- **Goal of the exercise**: Examine the entries below, count the lines holding the string "JSON", and respond with the number only.

* Start Rows *

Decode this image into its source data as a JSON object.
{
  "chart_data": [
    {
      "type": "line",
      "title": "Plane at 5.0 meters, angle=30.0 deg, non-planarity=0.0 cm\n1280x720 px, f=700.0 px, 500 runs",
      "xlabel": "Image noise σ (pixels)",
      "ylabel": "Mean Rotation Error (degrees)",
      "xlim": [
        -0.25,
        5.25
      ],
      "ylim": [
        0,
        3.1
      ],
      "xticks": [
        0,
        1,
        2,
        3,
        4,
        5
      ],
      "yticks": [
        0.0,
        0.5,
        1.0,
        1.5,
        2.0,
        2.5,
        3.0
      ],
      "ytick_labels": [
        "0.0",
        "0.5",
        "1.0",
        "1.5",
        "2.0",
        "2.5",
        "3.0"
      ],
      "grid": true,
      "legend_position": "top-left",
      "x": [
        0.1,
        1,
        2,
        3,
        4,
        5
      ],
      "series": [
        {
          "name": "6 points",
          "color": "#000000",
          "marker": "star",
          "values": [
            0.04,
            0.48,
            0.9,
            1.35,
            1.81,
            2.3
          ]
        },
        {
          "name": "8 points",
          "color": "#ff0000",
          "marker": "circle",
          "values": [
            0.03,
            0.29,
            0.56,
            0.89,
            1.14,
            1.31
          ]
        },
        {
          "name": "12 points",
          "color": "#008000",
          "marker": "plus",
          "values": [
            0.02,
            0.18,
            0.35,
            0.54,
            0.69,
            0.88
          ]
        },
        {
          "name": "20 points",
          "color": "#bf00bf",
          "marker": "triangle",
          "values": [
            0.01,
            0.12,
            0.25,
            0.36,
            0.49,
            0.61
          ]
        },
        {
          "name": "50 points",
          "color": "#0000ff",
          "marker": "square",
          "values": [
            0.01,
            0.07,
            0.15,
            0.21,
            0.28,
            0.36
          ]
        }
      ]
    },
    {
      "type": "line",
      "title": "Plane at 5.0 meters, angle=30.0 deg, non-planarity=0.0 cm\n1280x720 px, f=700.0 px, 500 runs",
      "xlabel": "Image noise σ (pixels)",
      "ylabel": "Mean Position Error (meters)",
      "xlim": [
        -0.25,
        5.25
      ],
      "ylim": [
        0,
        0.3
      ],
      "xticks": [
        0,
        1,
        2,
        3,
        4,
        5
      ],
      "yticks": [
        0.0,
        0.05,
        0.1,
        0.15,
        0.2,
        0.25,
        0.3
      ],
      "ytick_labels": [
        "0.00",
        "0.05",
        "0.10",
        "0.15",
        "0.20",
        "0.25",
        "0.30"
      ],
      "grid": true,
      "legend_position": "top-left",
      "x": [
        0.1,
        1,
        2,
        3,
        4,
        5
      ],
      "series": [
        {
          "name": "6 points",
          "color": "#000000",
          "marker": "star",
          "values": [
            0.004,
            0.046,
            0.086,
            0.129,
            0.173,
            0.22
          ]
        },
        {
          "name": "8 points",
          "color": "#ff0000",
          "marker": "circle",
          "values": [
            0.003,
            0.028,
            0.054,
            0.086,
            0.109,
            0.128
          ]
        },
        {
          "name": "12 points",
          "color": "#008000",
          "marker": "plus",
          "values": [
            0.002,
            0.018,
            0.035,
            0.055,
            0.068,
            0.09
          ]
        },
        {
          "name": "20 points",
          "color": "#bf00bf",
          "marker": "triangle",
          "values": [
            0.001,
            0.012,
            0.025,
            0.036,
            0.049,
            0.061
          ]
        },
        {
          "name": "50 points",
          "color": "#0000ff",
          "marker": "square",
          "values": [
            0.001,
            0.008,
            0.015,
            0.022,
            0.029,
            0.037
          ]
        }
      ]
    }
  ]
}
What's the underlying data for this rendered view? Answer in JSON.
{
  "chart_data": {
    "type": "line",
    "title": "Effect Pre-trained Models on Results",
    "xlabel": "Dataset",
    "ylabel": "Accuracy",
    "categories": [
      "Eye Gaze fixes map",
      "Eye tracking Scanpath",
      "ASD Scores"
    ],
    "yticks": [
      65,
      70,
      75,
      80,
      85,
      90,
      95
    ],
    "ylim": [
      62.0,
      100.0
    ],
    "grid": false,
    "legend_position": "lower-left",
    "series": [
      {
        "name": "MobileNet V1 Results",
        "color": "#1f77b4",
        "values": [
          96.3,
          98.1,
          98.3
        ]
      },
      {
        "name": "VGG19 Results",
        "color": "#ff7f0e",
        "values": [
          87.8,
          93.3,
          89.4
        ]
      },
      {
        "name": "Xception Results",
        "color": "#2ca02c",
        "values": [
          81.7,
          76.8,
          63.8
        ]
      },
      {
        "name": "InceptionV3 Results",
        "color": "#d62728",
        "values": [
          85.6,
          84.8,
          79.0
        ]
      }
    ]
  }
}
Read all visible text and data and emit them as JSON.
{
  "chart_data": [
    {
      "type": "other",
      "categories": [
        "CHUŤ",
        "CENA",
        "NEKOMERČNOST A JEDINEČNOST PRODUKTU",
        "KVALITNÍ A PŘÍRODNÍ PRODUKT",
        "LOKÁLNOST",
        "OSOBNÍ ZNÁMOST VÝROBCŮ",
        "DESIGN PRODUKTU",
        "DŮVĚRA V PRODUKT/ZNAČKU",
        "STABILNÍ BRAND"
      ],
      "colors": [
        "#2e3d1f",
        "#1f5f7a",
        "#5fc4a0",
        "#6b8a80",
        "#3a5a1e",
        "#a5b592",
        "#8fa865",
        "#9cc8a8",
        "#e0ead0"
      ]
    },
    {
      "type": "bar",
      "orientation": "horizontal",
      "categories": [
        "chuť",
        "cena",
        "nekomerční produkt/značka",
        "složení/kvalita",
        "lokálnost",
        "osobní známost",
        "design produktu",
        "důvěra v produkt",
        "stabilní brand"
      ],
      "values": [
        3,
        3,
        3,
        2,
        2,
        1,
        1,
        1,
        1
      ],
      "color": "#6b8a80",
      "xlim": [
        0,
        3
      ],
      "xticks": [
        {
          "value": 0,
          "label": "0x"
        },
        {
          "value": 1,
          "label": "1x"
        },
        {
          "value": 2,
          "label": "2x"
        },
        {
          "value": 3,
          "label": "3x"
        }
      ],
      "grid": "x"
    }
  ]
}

* End Rows *

- **Written answer**: 3